_TASK OBJECTIVE_
Lines that contain "کیونکہ" are to be counted; give only their number.

[Entries from a dataset]
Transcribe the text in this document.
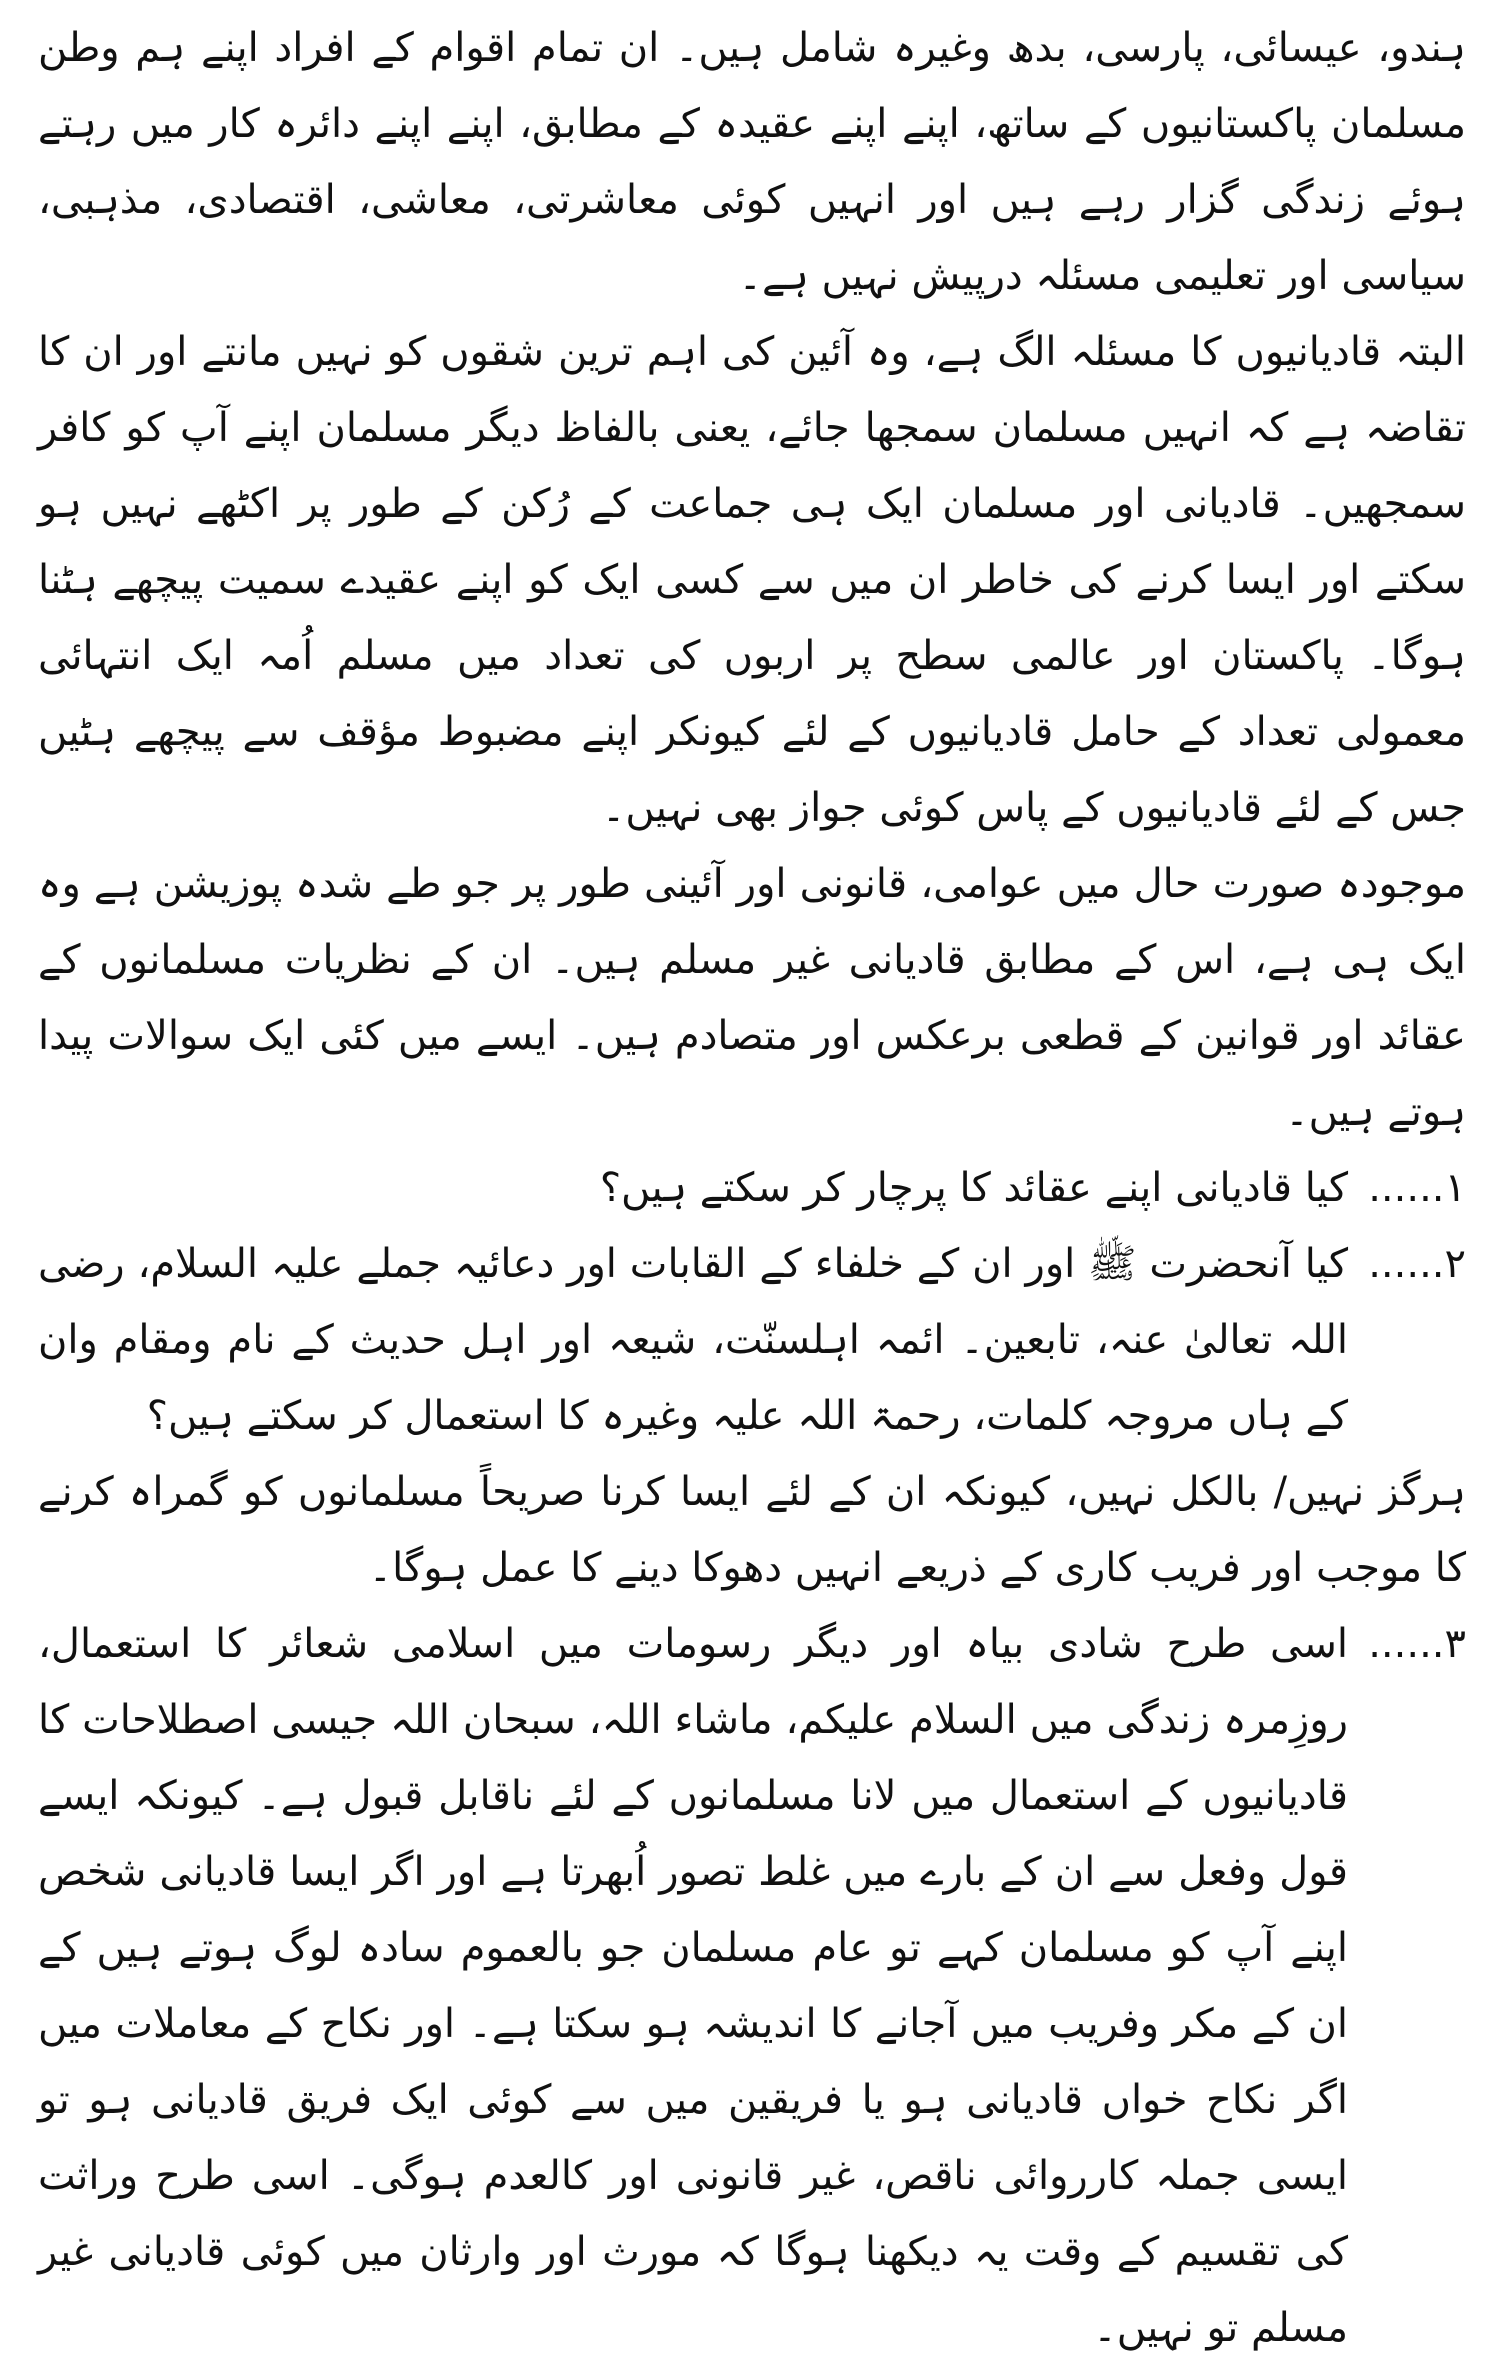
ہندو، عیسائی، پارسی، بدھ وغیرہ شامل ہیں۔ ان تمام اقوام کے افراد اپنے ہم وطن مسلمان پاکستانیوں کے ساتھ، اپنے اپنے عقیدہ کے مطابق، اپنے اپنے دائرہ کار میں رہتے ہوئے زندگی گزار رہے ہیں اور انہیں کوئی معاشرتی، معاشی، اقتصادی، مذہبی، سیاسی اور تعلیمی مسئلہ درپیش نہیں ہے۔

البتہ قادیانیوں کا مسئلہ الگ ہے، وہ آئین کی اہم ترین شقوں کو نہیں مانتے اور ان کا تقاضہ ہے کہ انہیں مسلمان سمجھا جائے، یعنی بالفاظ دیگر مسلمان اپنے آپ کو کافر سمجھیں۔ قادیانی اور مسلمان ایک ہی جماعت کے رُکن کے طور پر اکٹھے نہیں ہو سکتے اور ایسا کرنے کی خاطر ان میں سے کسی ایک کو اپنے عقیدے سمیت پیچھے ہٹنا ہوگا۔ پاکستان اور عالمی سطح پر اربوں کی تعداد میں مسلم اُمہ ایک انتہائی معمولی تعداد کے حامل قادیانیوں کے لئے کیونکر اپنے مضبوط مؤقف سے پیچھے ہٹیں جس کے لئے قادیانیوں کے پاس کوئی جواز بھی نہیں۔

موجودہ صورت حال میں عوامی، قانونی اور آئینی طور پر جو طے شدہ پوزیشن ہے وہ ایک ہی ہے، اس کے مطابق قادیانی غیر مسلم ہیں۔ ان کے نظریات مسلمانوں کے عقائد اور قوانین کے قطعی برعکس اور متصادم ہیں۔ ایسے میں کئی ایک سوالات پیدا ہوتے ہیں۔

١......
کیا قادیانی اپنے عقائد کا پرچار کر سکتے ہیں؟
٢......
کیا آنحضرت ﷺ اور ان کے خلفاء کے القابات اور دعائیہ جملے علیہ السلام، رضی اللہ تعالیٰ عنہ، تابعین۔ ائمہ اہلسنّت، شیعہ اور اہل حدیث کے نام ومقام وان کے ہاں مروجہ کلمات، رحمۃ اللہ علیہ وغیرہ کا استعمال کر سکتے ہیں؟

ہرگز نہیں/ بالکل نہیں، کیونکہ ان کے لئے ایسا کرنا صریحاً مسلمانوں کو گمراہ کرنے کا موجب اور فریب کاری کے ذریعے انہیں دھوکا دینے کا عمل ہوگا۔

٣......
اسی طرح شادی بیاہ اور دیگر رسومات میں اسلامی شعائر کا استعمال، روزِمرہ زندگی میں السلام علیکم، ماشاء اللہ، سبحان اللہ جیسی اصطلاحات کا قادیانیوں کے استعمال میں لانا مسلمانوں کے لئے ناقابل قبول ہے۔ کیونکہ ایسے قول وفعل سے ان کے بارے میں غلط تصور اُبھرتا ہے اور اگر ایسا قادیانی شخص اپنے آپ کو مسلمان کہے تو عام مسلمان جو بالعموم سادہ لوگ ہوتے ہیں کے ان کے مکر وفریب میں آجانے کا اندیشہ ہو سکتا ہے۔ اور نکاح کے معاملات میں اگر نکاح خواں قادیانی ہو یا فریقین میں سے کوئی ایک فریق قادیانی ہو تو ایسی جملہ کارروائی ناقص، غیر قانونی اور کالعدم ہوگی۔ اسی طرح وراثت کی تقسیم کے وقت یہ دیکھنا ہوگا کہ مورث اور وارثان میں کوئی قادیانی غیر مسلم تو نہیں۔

_SOLUTION FOR THIS EXERCISE_
2